_Records that describe figures_.

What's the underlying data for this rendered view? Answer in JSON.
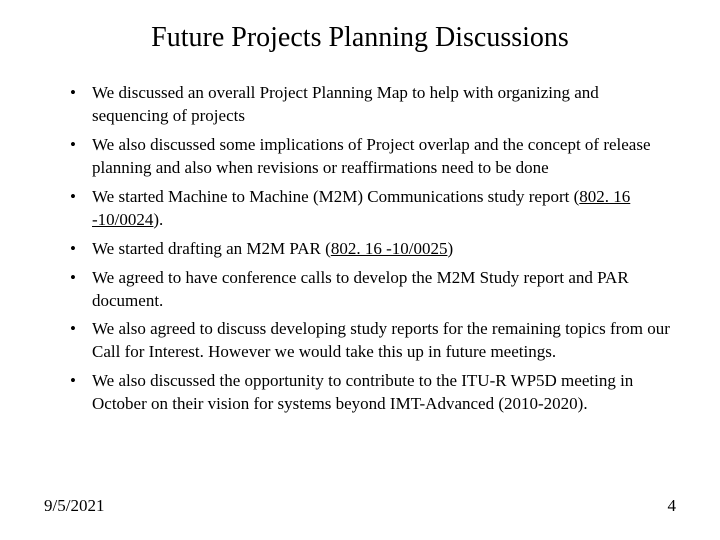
{
  "title": "Future Projects Planning Discussions",
  "bullets": [
    {
      "pre": "We discussed an overall Project Planning Map to help with organizing and sequencing of projects",
      "link": "",
      "post": ""
    },
    {
      "pre": "We also discussed some implications of Project overlap and the concept of release planning and also when revisions or reaffirmations need to be done",
      "link": "",
      "post": ""
    },
    {
      "pre": "We started Machine to Machine (M2M) Communications study report (",
      "link": "802. 16 -10/0024",
      "post": ")."
    },
    {
      "pre": "We started drafting an M2M PAR (",
      "link": "802. 16 -10/0025",
      "post": ")"
    },
    {
      "pre": "We agreed to have conference calls to develop the M2M Study report and PAR document.",
      "link": "",
      "post": ""
    },
    {
      "pre": "We also agreed to discuss developing study reports for the remaining topics from our Call for Interest. However we would take this up in future meetings.",
      "link": "",
      "post": ""
    },
    {
      "pre": "We also discussed the opportunity to contribute to the ITU-R WP5D meeting in October on their vision for systems beyond IMT-Advanced (2010-2020).",
      "link": "",
      "post": ""
    }
  ],
  "footer": {
    "date": "9/5/2021",
    "page": "4"
  },
  "style": {
    "background_color": "#ffffff",
    "text_color": "#000000",
    "link_color": "#000000",
    "title_fontsize": 28,
    "body_fontsize": 17,
    "font_family": "Times New Roman"
  }
}
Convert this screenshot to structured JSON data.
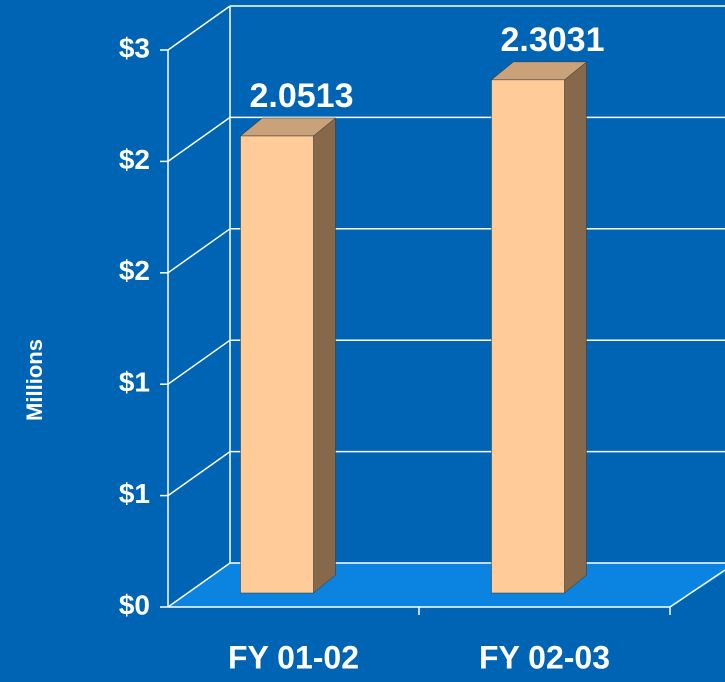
{
  "chart_data": {
    "type": "bar3d",
    "y_label": "Millions",
    "categories": [
      "FY 01-02",
      "FY 02-03"
    ],
    "values": [
      2.0513,
      2.3031
    ],
    "color": "#ffcc99",
    "ylim": [
      0,
      2.5
    ],
    "yticks": [
      {
        "value": 0,
        "label": "$0"
      },
      {
        "value": 0.5,
        "label": "$1"
      },
      {
        "value": 1,
        "label": "$1"
      },
      {
        "value": 1.5,
        "label": "$2"
      },
      {
        "value": 2,
        "label": "$2"
      },
      {
        "value": 2.5,
        "label": "$3"
      }
    ],
    "grid": true
  }
}
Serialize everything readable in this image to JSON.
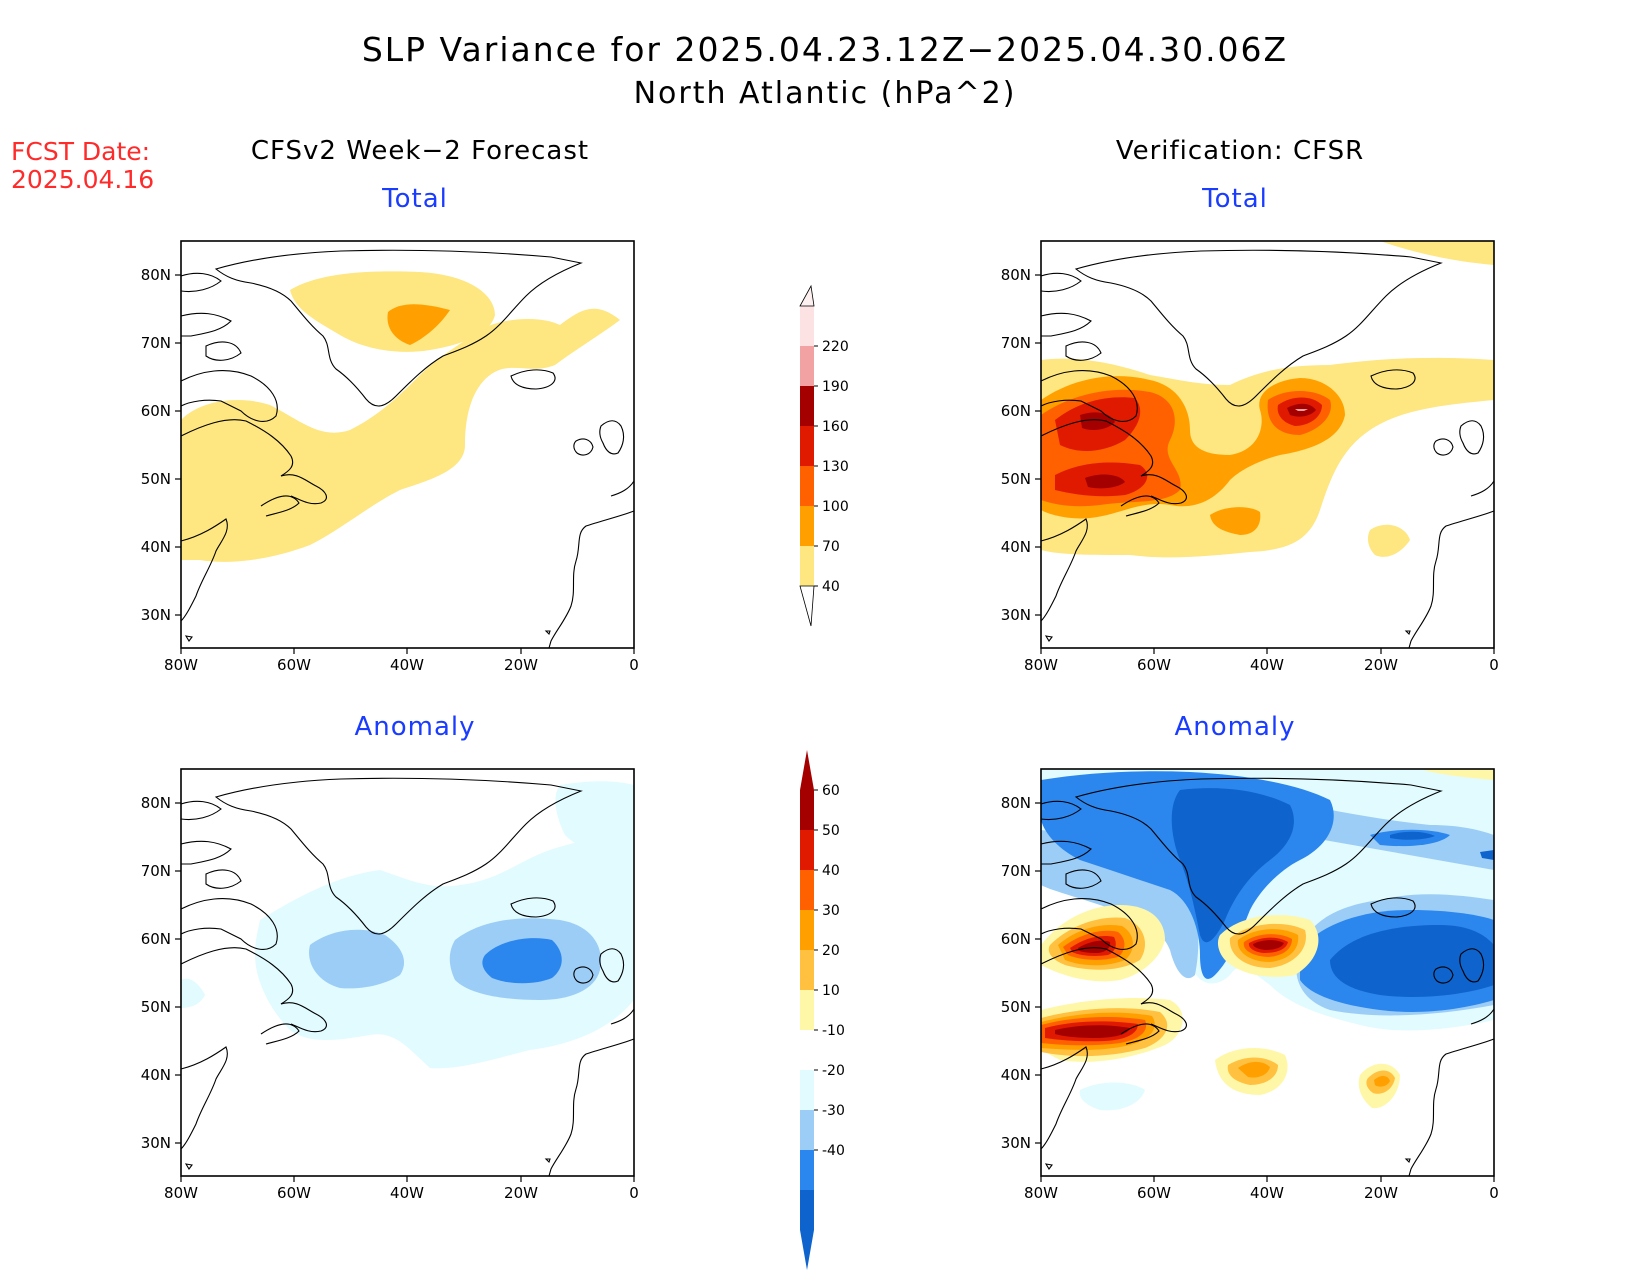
{
  "title": "SLP Variance for 2025.04.23.12Z−2025.04.30.06Z",
  "subtitle": "North Atlantic (hPa^2)",
  "fcst_date": {
    "label": "FCST Date:",
    "value": "2025.04.16"
  },
  "columns": {
    "left": "CFSv2 Week−2 Forecast",
    "right": "Verification: CFSR"
  },
  "panel_titles": {
    "top_left": "Total",
    "top_right": "Total",
    "bottom_left": "Anomaly",
    "bottom_right": "Anomaly"
  },
  "axes": {
    "lat_labels": [
      "30N",
      "40N",
      "50N",
      "60N",
      "70N",
      "80N"
    ],
    "lon_labels": [
      "80W",
      "60W",
      "40W",
      "20W",
      "0"
    ]
  },
  "colorbars": {
    "total": {
      "levels": [
        "40",
        "70",
        "100",
        "130",
        "160",
        "190",
        "220"
      ],
      "colors": [
        "#fee680",
        "#ff9f00",
        "#ff6000",
        "#e01a00",
        "#a50000",
        "#f2a2a2",
        "#fce2e2"
      ]
    },
    "anomaly": {
      "levels": [
        "-40",
        "-30",
        "-20",
        "-10",
        "10",
        "20",
        "30",
        "40",
        "50",
        "60"
      ],
      "colors": [
        "#0e63cc",
        "#2b86ee",
        "#9ccdf6",
        "#e2fbff",
        "#ffffff",
        "#fff7a8",
        "#ffc13f",
        "#ff9f00",
        "#ff6000",
        "#e01a00",
        "#a50000"
      ]
    }
  }
}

_DO THIS_. Every entry must be written out exactly, with all pictures left out.

_FULL OUTPUT_.
What's the underlying data for this rendered view? Answer in JSON.
{
  "title": "Future Projects Planning Discussions",
  "bullets": [
    {
      "pre": "We discussed an overall Project Planning Map to help with organizing and sequencing of projects",
      "link": "",
      "post": ""
    },
    {
      "pre": "We also discussed some implications of Project overlap and the concept of release planning and also when revisions or reaffirmations need to be done",
      "link": "",
      "post": ""
    },
    {
      "pre": "We started Machine to Machine (M2M) Communications study report (",
      "link": "802. 16 -10/0024",
      "post": ")."
    },
    {
      "pre": "We started drafting an M2M PAR (",
      "link": "802. 16 -10/0025",
      "post": ")"
    },
    {
      "pre": "We agreed to have conference calls to develop the M2M Study report and PAR document.",
      "link": "",
      "post": ""
    },
    {
      "pre": "We also agreed to discuss developing study reports for the remaining topics from our Call for Interest. However we would take this up in future meetings.",
      "link": "",
      "post": ""
    },
    {
      "pre": "We also discussed the opportunity to contribute to the ITU-R WP5D meeting in October on their vision for systems beyond IMT-Advanced (2010-2020).",
      "link": "",
      "post": ""
    }
  ],
  "footer": {
    "date": "9/5/2021",
    "page": "4"
  },
  "style": {
    "background_color": "#ffffff",
    "text_color": "#000000",
    "link_color": "#000000",
    "title_fontsize": 28,
    "body_fontsize": 17,
    "font_family": "Times New Roman"
  }
}
Convert this screenshot to structured JSON data.
{
  "chart_data": {
    "type": "bar3d",
    "y_label": "Millions",
    "categories": [
      "FY 01-02",
      "FY 02-03"
    ],
    "values": [
      2.0513,
      2.3031
    ],
    "color": "#ffcc99",
    "ylim": [
      0,
      2.5
    ],
    "yticks": [
      {
        "value": 0,
        "label": "$0"
      },
      {
        "value": 0.5,
        "label": "$1"
      },
      {
        "value": 1,
        "label": "$1"
      },
      {
        "value": 1.5,
        "label": "$2"
      },
      {
        "value": 2,
        "label": "$2"
      },
      {
        "value": 2.5,
        "label": "$3"
      }
    ],
    "grid": true
  }
}
Serialize everything readable in this image to JSON.
{
  "title": "SLP Variance for 2025.04.23.12Z−2025.04.30.06Z",
  "subtitle": "North Atlantic (hPa^2)",
  "fcst_date": {
    "label": "FCST Date:",
    "value": "2025.04.16"
  },
  "columns": {
    "left": "CFSv2 Week−2 Forecast",
    "right": "Verification: CFSR"
  },
  "panel_titles": {
    "top_left": "Total",
    "top_right": "Total",
    "bottom_left": "Anomaly",
    "bottom_right": "Anomaly"
  },
  "axes": {
    "lat_labels": [
      "30N",
      "40N",
      "50N",
      "60N",
      "70N",
      "80N"
    ],
    "lon_labels": [
      "80W",
      "60W",
      "40W",
      "20W",
      "0"
    ]
  },
  "colorbars": {
    "total": {
      "levels": [
        "40",
        "70",
        "100",
        "130",
        "160",
        "190",
        "220"
      ],
      "colors": [
        "#fee680",
        "#ff9f00",
        "#ff6000",
        "#e01a00",
        "#a50000",
        "#f2a2a2",
        "#fce2e2"
      ]
    },
    "anomaly": {
      "levels": [
        "-40",
        "-30",
        "-20",
        "-10",
        "10",
        "20",
        "30",
        "40",
        "50",
        "60"
      ],
      "colors": [
        "#0e63cc",
        "#2b86ee",
        "#9ccdf6",
        "#e2fbff",
        "#ffffff",
        "#fff7a8",
        "#ffc13f",
        "#ff9f00",
        "#ff6000",
        "#e01a00",
        "#a50000"
      ]
    }
  }
}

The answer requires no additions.